The tasks:
1. Answer these from the news report on Smotrich's U.S. visit:
(a) Whose leaders is Smotrich traveling to the U.S. to meet?
(b) Who is named as the department's spokesman?
(c) What word did William Daroff use for Smotrich's remarks?
2. Render this sentence from the news report on Smotrich's U.S. visit into Spanish: "At least five liberal Jewish groups want the U.S. government to consider barring Smotrich from coming here."
3. Go on with the news report on Smotrich's U.S. visit, picking up after its final sentence.

Text passage:
WASHINGTON (JTA) — Biden administration officials will not meet with Bezalel Smotrich, the Israeli finance minister who called for a Palestinian village to be “wiped out,” then backtracked, and who is visiting the U.S. next week to meet with leaders of Israel Bonds.

At least five liberal Jewish groups want the U.S. government to consider barring Smotrich from coming here. Ned Price, the department’s spokesman, said at Thursday’s daily briefing that questions on Israeli ministers’ travel should be referred to Israel, and that he does not comment on the eligibility of individuals to enter the United States.

The trip comes as Smotrich and his far-right allies in Israel’s governing coalition have upended traditions of comity between establishment U.S. Jewish groups and Israel. Those relationships have become even more strained in recent days, after Israeli West Bank settlers rioted in a Palestinian village. They also come amid raucous protests of the Israeli government’s plan to sap the power of the judiciary, which critics say endanger minority rights. 

William Daroff, the CEO of the Conference of Presidents of Major American Jewish Organizations, said Smotrich’s  remarks were “disgusting,” and a spokesman for the American Israel Public Affairs Committee, the powerful pro-Israel lobby, said the group would not be meeting with him.

Asked by the Jewish Telegraphic Agency whether the minister will meet with the White House, a National Security Council spokeswoman said, “No U.S. government meetings are planned for this trip.” That includes officials in the U.S. Treasury, the counterpart to Smotrich’s ministry, she said.

Record extracts:
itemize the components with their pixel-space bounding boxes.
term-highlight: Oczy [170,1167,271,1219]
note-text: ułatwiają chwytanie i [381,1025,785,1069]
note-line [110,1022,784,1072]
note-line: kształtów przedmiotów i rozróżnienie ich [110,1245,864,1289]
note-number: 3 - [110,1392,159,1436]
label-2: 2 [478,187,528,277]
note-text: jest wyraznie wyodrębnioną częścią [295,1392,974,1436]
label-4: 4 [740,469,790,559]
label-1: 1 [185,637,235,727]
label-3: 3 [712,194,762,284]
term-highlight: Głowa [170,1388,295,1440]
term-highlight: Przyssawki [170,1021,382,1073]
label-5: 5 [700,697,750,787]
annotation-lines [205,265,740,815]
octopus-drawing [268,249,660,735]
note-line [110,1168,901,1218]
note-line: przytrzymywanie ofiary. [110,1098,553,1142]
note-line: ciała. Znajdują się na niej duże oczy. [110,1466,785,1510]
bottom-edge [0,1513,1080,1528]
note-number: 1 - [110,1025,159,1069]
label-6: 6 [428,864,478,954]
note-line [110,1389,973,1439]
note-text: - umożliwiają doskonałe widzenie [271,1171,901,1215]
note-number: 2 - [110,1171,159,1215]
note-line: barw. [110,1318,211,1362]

Solved problems:
1.
(a) Leaders of Israel Bonds.
(b) Ned Price.
(c) "Disgusting."

2. Al menos cinco grupos judíos liberales quieren que el gobierno de EE. UU. considere impedirle a Smotrich venir aquí.

3.
Smotrich is also responsible for civilian affairs in much of the West Bank. His call to “wipe out” the West Bank village of Huwara came after a settler rampage through the village following a shooting there that killed two Israeli brothers. At least one Palestinian in another village died amid the riots.

“I think the village of Huwara should be wiped out, I think that the state of Israel should do it,” he said in an interview on Wednesday. A few hours later, he walked back his statement: “To remove any doubt, in my words I did not mean wiping out the village of Huwara, but rather acting in a targeted way against terrorists and supporters of terror, and exacting a heavy price from them in order to return security to local residents.”

This week, the State Department’s annual report on terrorism recorded a “substantial rise” in  settler attacks on Palestinian in 2021, the first time it had made such an assessment. On Wednesday, Price called Smotrich’s remarks about wiping out the village “disgusting” and “incitement to violence.” 

“Just as we condemn Palestinian incitement to violence, we condemn these provocative remarks that also amount to incitement to violence,” Price said in his briefing that day. “We call on Prime Minister Netanyahu and other senior Israeli officials to publicly and clearly reject and disavow these comments.”

Netanyahu has yet to do so, and with Smotrich just days away from a visit stateside to give a speech to Israel Bonds in Washington D.C., five Jewish groups are saying the Biden administration should at least consider keeping him out and others will not sit down with him. AIPAC’s declining to meet with Smotrich is particularly noteworthy. It routinely meets with senior Israeli ministers.

“The administration should make clear that comments promoting grave violations of human rights, such as those made by Smotrich, are grounds for re-examination of a visa for entry to the United States,” J Street, the liberal Jewish Israel policy group, said in a statement.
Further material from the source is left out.